▸ **What to do**:
Read the lines below. Copy out any that hold the string "accent".

BEGIN Listed entries

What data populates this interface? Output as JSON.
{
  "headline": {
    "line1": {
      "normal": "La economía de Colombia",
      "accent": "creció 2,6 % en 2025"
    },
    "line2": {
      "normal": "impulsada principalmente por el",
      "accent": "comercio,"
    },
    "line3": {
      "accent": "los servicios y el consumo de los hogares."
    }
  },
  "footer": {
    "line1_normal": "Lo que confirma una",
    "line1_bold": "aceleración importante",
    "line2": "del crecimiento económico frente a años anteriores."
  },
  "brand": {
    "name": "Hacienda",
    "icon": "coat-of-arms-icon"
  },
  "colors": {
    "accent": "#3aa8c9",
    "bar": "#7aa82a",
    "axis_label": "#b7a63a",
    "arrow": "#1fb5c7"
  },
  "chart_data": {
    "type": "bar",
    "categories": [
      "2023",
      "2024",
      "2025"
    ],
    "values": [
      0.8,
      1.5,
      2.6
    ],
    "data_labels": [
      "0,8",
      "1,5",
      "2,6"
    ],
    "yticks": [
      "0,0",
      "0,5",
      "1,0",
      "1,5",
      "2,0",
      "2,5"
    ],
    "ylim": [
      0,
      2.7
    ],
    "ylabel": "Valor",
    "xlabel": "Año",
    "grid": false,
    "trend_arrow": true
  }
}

END Listed entries
BEGIN Listed entries

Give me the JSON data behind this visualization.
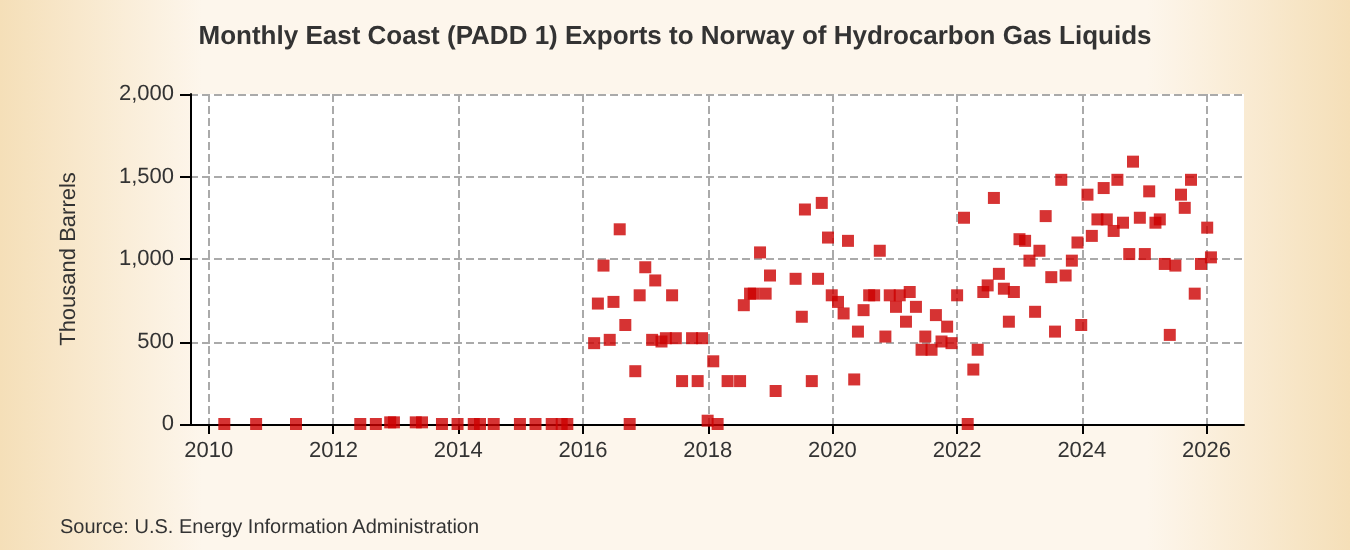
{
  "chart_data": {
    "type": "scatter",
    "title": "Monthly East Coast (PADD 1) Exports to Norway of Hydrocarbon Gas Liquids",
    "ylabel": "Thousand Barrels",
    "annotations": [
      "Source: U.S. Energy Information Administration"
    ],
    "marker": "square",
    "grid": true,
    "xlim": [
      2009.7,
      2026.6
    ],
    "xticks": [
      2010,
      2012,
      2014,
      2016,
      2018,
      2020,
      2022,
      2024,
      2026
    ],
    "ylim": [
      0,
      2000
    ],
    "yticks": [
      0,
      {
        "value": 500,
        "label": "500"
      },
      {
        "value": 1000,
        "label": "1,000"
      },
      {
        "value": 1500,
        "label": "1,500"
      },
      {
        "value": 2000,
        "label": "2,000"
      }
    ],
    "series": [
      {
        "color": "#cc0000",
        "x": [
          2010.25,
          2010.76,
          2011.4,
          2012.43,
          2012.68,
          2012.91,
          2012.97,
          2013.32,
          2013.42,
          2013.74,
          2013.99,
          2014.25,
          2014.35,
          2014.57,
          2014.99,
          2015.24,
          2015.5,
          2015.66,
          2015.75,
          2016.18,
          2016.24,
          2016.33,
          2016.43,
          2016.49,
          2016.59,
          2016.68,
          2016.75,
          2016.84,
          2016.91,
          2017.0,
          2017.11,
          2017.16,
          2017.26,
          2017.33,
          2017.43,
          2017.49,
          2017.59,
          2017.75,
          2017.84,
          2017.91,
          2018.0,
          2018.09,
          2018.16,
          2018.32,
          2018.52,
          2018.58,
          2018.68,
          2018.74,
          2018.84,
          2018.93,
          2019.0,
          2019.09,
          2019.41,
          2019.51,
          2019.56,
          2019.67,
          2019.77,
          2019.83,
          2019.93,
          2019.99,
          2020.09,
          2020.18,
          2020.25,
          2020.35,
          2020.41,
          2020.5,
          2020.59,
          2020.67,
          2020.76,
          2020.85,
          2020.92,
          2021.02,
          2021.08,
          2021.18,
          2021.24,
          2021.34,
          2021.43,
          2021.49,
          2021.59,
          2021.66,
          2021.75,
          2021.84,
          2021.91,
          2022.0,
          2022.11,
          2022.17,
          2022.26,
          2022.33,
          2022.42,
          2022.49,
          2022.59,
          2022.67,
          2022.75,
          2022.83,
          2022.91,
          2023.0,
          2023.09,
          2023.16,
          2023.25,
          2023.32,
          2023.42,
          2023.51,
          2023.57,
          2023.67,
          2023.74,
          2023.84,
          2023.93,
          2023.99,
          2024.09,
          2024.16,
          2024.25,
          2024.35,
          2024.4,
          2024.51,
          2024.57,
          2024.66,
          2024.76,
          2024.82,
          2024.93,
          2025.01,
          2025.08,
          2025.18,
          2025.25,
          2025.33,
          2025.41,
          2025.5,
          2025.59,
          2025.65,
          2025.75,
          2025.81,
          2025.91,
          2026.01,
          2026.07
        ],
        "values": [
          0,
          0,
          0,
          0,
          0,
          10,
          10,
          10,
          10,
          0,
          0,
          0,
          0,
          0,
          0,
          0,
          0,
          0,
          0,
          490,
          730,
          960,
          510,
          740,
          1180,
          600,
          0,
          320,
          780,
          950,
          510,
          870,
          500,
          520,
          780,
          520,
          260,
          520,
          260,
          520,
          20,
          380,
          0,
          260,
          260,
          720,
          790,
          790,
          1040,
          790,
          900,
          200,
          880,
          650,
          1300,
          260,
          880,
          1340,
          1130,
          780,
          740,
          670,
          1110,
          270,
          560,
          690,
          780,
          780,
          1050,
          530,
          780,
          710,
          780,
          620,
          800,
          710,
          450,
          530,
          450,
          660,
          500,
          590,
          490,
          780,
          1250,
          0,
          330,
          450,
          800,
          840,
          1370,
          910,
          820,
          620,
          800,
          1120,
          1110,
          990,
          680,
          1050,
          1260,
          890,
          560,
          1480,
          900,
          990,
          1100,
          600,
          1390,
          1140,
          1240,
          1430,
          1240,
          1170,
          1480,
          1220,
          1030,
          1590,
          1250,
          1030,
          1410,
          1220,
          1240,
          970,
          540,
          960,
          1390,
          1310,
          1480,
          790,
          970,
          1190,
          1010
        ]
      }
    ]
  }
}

END Listed entries

▸ **In response**:
      "accent": "creció 2,6 % en 2025"
      "accent": "comercio,"
      "accent": "los servicios y el consumo de los hogares."
    "accent": "#3aa8c9",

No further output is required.